STATED EXERCISE:
Check each line of the listing below for the string "world", and copy the ones that have it.

start

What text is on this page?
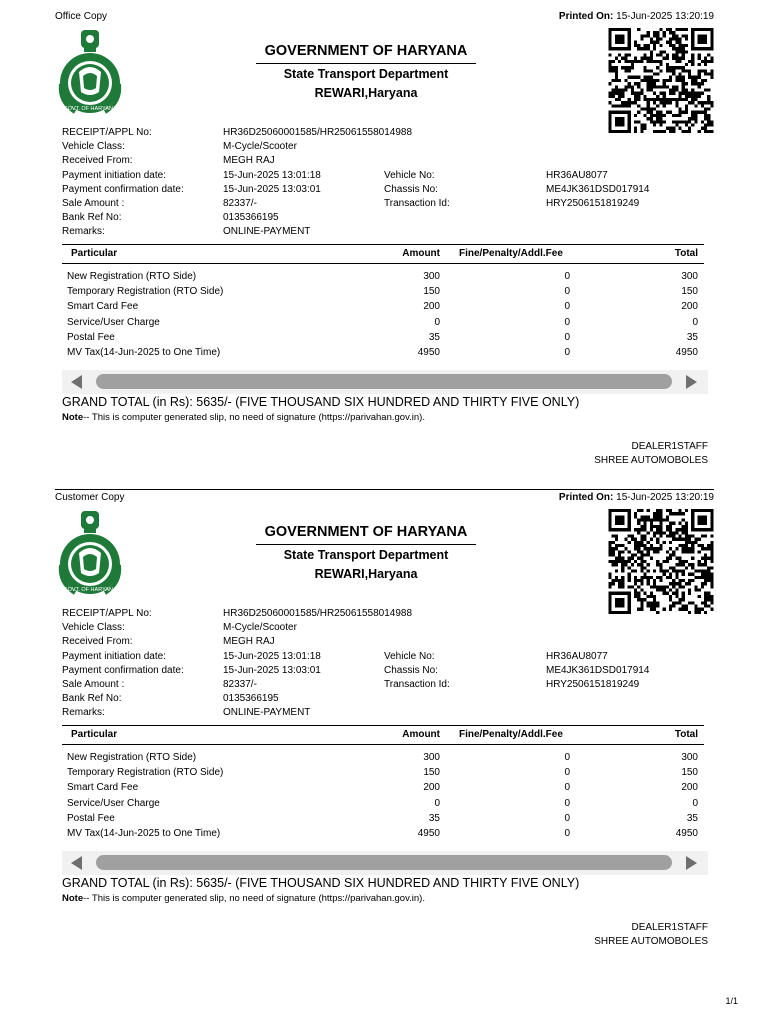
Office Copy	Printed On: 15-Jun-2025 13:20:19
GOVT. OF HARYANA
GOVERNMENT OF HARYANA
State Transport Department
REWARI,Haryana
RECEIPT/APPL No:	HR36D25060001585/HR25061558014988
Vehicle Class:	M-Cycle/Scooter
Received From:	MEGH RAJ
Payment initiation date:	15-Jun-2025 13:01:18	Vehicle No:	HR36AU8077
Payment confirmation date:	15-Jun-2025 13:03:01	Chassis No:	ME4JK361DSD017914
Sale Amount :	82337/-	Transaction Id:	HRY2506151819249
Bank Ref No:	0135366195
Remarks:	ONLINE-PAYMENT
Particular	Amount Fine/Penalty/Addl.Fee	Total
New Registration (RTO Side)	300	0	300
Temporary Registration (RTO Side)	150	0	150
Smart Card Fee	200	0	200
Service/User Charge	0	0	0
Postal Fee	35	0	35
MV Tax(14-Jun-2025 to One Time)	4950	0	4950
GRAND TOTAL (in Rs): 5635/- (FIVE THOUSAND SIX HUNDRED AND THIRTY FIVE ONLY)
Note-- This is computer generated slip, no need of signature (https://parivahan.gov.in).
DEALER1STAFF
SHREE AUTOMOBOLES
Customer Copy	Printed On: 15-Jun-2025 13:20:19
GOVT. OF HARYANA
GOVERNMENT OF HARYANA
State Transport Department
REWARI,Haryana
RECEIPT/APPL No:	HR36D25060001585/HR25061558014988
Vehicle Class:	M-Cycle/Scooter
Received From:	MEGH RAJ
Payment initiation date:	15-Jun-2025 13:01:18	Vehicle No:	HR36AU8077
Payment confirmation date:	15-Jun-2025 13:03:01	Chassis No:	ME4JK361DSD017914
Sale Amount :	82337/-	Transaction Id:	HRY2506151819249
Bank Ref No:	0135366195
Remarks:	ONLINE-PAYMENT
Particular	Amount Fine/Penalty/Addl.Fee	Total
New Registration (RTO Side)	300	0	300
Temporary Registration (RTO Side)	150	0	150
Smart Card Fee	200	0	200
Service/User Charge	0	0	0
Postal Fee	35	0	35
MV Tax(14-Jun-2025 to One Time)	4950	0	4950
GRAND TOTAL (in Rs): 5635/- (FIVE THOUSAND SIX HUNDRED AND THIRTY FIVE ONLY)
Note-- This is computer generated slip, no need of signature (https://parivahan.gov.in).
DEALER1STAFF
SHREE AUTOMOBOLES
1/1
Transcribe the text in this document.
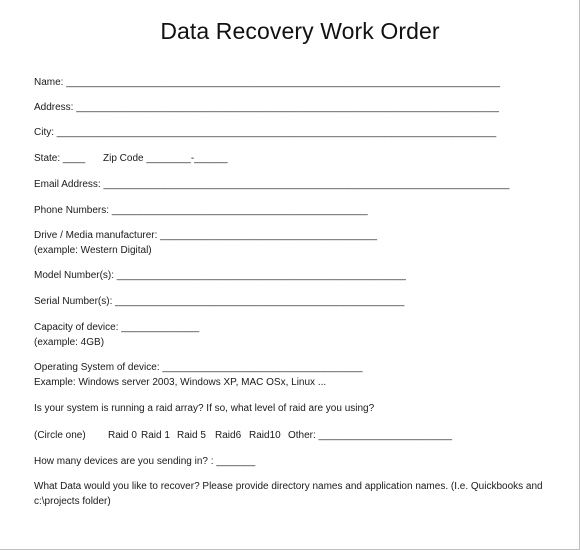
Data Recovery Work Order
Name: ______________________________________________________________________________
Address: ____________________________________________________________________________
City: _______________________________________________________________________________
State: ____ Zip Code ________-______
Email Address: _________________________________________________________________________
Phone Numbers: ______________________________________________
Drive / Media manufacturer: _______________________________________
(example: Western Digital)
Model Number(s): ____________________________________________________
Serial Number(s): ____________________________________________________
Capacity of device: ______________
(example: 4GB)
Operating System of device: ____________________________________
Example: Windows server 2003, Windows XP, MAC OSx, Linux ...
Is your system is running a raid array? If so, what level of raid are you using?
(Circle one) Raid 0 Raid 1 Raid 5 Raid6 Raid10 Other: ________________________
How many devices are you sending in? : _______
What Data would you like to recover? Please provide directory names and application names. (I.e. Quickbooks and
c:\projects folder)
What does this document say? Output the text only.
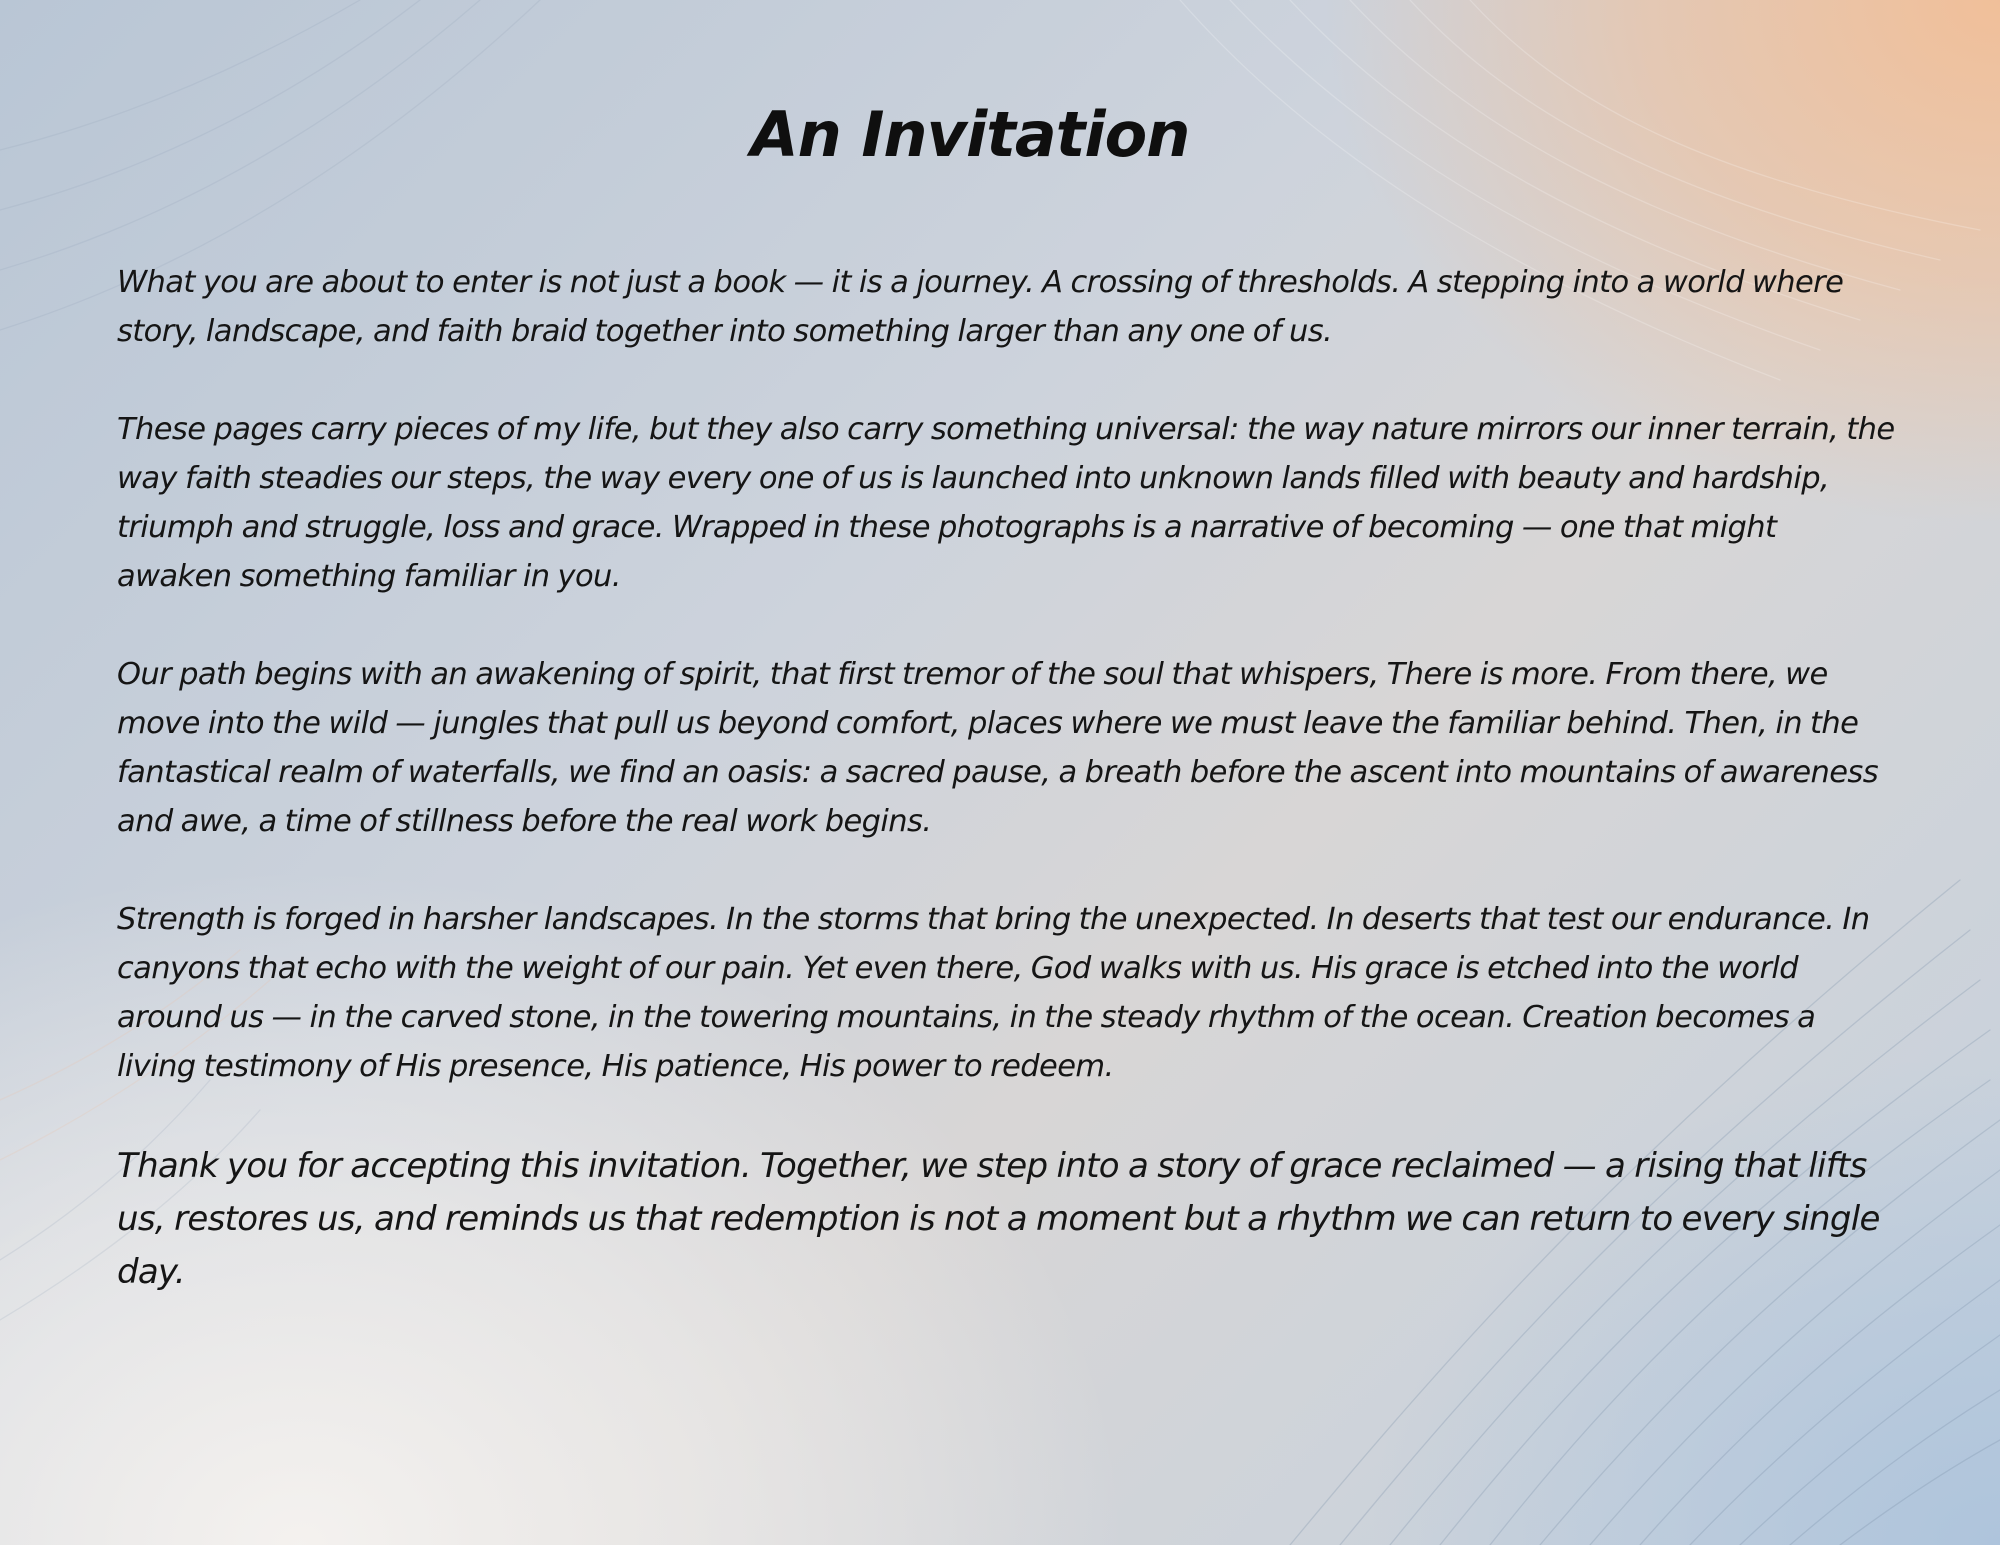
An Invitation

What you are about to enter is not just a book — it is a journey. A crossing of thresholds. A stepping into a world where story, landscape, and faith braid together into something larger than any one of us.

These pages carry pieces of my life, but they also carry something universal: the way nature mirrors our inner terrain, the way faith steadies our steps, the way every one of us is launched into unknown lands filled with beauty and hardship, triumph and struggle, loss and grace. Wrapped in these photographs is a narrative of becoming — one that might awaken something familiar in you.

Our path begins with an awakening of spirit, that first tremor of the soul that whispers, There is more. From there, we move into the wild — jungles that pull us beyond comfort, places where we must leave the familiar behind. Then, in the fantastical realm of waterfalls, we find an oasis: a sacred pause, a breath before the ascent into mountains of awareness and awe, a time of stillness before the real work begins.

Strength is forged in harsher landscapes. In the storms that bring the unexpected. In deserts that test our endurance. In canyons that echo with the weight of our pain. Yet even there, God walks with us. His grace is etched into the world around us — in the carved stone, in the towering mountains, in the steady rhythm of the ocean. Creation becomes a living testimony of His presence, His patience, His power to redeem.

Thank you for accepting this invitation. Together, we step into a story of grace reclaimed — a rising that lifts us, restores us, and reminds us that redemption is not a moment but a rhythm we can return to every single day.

end

CORRECT ANSWER:
What you are about to enter is not just a book — it is a journey. A crossing of thresholds. A stepping into a world where story, landscape, and faith braid together into something larger than any one of us.
Strength is forged in harsher landscapes. In the storms that bring the unexpected. In deserts that test our endurance. In canyons that echo with the weight of our pain. Yet even there, God walks with us. His grace is etched into the world around us — in the carved stone, in the towering mountains, in the steady rhythm of the ocean. Creation becomes a living testimony of His presence, His patience, His power to redeem.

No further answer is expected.